Below are some entries. Output each one exactly as it appears.

— START OF DATASET CONTENT —

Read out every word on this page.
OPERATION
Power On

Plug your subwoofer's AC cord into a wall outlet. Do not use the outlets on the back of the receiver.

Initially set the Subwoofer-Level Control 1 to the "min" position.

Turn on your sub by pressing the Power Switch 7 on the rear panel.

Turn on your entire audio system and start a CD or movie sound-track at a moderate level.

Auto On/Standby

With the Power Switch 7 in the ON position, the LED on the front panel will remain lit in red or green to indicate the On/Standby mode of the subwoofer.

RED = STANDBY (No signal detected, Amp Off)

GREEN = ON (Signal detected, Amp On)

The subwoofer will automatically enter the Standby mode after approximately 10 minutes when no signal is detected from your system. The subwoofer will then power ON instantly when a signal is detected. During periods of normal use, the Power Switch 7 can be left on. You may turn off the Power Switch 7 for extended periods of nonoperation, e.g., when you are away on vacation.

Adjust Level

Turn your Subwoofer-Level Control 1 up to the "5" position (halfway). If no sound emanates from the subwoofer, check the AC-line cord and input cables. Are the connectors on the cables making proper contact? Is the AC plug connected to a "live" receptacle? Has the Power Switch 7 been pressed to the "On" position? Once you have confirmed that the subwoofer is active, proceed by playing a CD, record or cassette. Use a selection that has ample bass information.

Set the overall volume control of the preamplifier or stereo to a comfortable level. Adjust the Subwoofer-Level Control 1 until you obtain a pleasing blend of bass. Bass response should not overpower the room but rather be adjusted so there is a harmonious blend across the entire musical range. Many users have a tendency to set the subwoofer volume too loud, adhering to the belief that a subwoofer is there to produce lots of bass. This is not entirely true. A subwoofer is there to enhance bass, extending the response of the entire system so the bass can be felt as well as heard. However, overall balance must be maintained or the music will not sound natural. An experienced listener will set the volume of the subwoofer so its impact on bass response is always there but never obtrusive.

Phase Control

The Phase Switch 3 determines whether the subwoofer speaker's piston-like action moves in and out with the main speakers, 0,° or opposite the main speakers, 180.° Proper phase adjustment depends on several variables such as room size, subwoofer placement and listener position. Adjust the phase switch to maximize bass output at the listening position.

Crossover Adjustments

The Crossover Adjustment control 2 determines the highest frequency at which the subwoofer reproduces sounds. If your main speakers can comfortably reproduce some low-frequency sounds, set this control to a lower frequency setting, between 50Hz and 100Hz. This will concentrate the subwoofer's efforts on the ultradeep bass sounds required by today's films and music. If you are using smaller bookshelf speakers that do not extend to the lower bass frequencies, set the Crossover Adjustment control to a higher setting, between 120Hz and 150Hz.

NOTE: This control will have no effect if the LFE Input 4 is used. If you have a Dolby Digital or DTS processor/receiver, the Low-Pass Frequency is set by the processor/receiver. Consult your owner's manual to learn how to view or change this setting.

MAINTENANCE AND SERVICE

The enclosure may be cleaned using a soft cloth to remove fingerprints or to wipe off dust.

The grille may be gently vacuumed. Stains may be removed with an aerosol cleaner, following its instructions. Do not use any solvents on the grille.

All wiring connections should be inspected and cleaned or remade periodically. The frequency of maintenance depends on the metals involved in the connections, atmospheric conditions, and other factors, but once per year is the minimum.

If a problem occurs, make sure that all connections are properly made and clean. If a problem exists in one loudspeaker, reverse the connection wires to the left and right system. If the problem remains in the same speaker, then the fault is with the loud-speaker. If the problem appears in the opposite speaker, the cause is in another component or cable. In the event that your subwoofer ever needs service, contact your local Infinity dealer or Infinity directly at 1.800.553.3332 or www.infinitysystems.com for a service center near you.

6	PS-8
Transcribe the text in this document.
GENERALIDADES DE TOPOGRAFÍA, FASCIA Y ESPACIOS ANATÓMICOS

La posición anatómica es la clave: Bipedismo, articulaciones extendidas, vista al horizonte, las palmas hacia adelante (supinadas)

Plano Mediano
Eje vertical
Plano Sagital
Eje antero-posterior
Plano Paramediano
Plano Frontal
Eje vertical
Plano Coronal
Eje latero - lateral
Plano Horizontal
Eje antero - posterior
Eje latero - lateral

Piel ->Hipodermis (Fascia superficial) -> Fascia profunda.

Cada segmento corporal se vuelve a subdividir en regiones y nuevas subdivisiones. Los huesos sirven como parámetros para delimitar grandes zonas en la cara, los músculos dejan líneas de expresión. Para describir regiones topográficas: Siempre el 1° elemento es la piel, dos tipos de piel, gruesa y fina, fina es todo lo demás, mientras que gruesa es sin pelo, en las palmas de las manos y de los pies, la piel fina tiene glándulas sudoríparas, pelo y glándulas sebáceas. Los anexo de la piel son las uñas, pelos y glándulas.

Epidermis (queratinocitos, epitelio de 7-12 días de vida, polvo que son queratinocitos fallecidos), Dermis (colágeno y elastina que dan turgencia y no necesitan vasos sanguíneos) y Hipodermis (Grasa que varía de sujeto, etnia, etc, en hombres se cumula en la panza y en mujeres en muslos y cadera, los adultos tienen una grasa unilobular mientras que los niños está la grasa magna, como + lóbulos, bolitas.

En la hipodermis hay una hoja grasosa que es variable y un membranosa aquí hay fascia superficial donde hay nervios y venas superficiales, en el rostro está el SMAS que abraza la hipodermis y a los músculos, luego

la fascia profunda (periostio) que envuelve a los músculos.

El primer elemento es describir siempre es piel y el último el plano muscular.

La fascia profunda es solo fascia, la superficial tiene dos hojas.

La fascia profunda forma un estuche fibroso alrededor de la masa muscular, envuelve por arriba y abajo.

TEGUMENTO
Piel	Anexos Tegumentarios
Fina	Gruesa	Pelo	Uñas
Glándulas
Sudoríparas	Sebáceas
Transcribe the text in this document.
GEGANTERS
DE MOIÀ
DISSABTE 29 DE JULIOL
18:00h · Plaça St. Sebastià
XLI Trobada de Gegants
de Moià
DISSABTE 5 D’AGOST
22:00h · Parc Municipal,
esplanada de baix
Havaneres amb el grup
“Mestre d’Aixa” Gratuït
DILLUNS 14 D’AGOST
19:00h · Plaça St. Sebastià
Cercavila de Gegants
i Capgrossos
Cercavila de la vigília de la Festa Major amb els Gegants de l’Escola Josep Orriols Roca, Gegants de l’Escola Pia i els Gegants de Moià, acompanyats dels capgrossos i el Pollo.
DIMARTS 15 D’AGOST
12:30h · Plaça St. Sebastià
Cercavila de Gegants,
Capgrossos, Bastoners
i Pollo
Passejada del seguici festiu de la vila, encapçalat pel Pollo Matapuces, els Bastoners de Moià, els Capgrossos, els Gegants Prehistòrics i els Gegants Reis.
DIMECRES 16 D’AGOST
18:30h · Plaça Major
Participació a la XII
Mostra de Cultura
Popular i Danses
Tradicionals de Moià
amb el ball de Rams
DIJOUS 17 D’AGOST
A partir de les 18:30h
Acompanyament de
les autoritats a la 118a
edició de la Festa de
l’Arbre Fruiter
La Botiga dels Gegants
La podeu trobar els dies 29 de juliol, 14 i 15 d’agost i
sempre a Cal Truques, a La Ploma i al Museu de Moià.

— END OF DATASET CONTENT —

TASK RESULT →
Read out every word on this page.
OPERATION
Power On

Plug your subwoofer's AC cord into a wall outlet. Do not use the outlets on the back of the receiver.

Initially set the Subwoofer-Level Control 1 to the "min" position.

Turn on your sub by pressing the Power Switch 7 on the rear panel.

Turn on your entire audio system and start a CD or movie sound-track at a moderate level.

Auto On/Standby

With the Power Switch 7 in the ON position, the LED on the front panel will remain lit in red or green to indicate the On/Standby mode of the subwoofer.

RED = STANDBY (No signal detected, Amp Off)

GREEN = ON (Signal detected, Amp On)

The subwoofer will automatically enter the Standby mode after approximately 10 minutes when no signal is detected from your system. The subwoofer will then power ON instantly when a signal is detected. During periods of normal use, the Power Switch 7 can be left on. You may turn off the Power Switch 7 for extended periods of nonoperation, e.g., when you are away on vacation.

Adjust Level

Turn your Subwoofer-Level Control 1 up to the "5" position (halfway). If no sound emanates from the subwoofer, check the AC-line cord and input cables. Are the connectors on the cables making proper contact? Is the AC plug connected to a "live" receptacle? Has the Power Switch 7 been pressed to the "On" position? Once you have confirmed that the subwoofer is active, proceed by playing a CD, record or cassette. Use a selection that has ample bass information.

Set the overall volume control of the preamplifier or stereo to a comfortable level. Adjust the Subwoofer-Level Control 1 until you obtain a pleasing blend of bass. Bass response should not overpower the room but rather be adjusted so there is a harmonious blend across the entire musical range. Many users have a tendency to set the subwoofer volume too loud, adhering to the belief that a subwoofer is there to produce lots of bass. This is not entirely true. A subwoofer is there to enhance bass, extending the response of the entire system so the bass can be felt as well as heard. However, overall balance must be maintained or the music will not sound natural. An experienced listener will set the volume of the subwoofer so its impact on bass response is always there but never obtrusive.

Phase Control

The Phase Switch 3 determines whether the subwoofer speaker's piston-like action moves in and out with the main speakers, 0,° or opposite the main speakers, 180.° Proper phase adjustment depends on several variables such as room size, subwoofer placement and listener position. Adjust the phase switch to maximize bass output at the listening position.

Crossover Adjustments

The Crossover Adjustment control 2 determines the highest frequency at which the subwoofer reproduces sounds. If your main speakers can comfortably reproduce some low-frequency sounds, set this control to a lower frequency setting, between 50Hz and 100Hz. This will concentrate the subwoofer's efforts on the ultradeep bass sounds required by today's films and music. If you are using smaller bookshelf speakers that do not extend to the lower bass frequencies, set the Crossover Adjustment control to a higher setting, between 120Hz and 150Hz.

NOTE: This control will have no effect if the LFE Input 4 is used. If you have a Dolby Digital or DTS processor/receiver, the Low-Pass Frequency is set by the processor/receiver. Consult your owner's manual to learn how to view or change this setting.

MAINTENANCE AND SERVICE

The enclosure may be cleaned using a soft cloth to remove fingerprints or to wipe off dust.

The grille may be gently vacuumed. Stains may be removed with an aerosol cleaner, following its instructions. Do not use any solvents on the grille.

All wiring connections should be inspected and cleaned or remade periodically. The frequency of maintenance depends on the metals involved in the connections, atmospheric conditions, and other factors, but once per year is the minimum.

If a problem occurs, make sure that all connections are properly made and clean. If a problem exists in one loudspeaker, reverse the connection wires to the left and right system. If the problem remains in the same speaker, then the fault is with the loud-speaker. If the problem appears in the opposite speaker, the cause is in another component or cable. In the event that your subwoofer ever needs service, contact your local Infinity dealer or Infinity directly at 1.800.553.3332 or www.infinitysystems.com for a service center near you.

6	PS-8
Transcribe the text in this document.
GENERALIDADES DE TOPOGRAFÍA, FASCIA Y ESPACIOS ANATÓMICOS

La posición anatómica es la clave: Bipedismo, articulaciones extendidas, vista al horizonte, las palmas hacia adelante (supinadas)

Plano Mediano
Eje vertical
Plano Sagital
Eje antero-posterior
Plano Paramediano
Plano Frontal
Eje vertical
Plano Coronal
Eje latero - lateral
Plano Horizontal
Eje antero - posterior
Eje latero - lateral

Piel ->Hipodermis (Fascia superficial) -> Fascia profunda.

Cada segmento corporal se vuelve a subdividir en regiones y nuevas subdivisiones. Los huesos sirven como parámetros para delimitar grandes zonas en la cara, los músculos dejan líneas de expresión. Para describir regiones topográficas: Siempre el 1° elemento es la piel, dos tipos de piel, gruesa y fina, fina es todo lo demás, mientras que gruesa es sin pelo, en las palmas de las manos y de los pies, la piel fina tiene glándulas sudoríparas, pelo y glándulas sebáceas. Los anexo de la piel son las uñas, pelos y glándulas.

Epidermis (queratinocitos, epitelio de 7-12 días de vida, polvo que son queratinocitos fallecidos), Dermis (colágeno y elastina que dan turgencia y no necesitan vasos sanguíneos) y Hipodermis (Grasa que varía de sujeto, etnia, etc, en hombres se cumula en la panza y en mujeres en muslos y cadera, los adultos tienen una grasa unilobular mientras que los niños está la grasa magna, como + lóbulos, bolitas.

En la hipodermis hay una hoja grasosa que es variable y un membranosa aquí hay fascia superficial donde hay nervios y venas superficiales, en el rostro está el SMAS que abraza la hipodermis y a los músculos, luego

la fascia profunda (periostio) que envuelve a los músculos.

El primer elemento es describir siempre es piel y el último el plano muscular.

La fascia profunda es solo fascia, la superficial tiene dos hojas.

La fascia profunda forma un estuche fibroso alrededor de la masa muscular, envuelve por arriba y abajo.

TEGUMENTO
Piel	Anexos Tegumentarios
Fina	Gruesa	Pelo	Uñas
Glándulas
Sudoríparas	Sebáceas
Transcribe the text in this document.
GEGANTERS
DE MOIÀ
DISSABTE 29 DE JULIOL
18:00h · Plaça St. Sebastià
XLI Trobada de Gegants
de Moià
DISSABTE 5 D’AGOST
22:00h · Parc Municipal,
esplanada de baix
Havaneres amb el grup
“Mestre d’Aixa” Gratuït
DILLUNS 14 D’AGOST
19:00h · Plaça St. Sebastià
Cercavila de Gegants
i Capgrossos
Cercavila de la vigília de la Festa Major amb els Gegants de l’Escola Josep Orriols Roca, Gegants de l’Escola Pia i els Gegants de Moià, acompanyats dels capgrossos i el Pollo.
DIMARTS 15 D’AGOST
12:30h · Plaça St. Sebastià
Cercavila de Gegants,
Capgrossos, Bastoners
i Pollo
Passejada del seguici festiu de la vila, encapçalat pel Pollo Matapuces, els Bastoners de Moià, els Capgrossos, els Gegants Prehistòrics i els Gegants Reis.
DIMECRES 16 D’AGOST
18:30h · Plaça Major
Participació a la XII
Mostra de Cultura
Popular i Danses
Tradicionals de Moià
amb el ball de Rams
DIJOUS 17 D’AGOST
A partir de les 18:30h
Acompanyament de
les autoritats a la 118a
edició de la Festa de
l’Arbre Fruiter
La Botiga dels Gegants
La podeu trobar els dies 29 de juliol, 14 i 15 d’agost i
sempre a Cal Truques, a La Ploma i al Museu de Moià.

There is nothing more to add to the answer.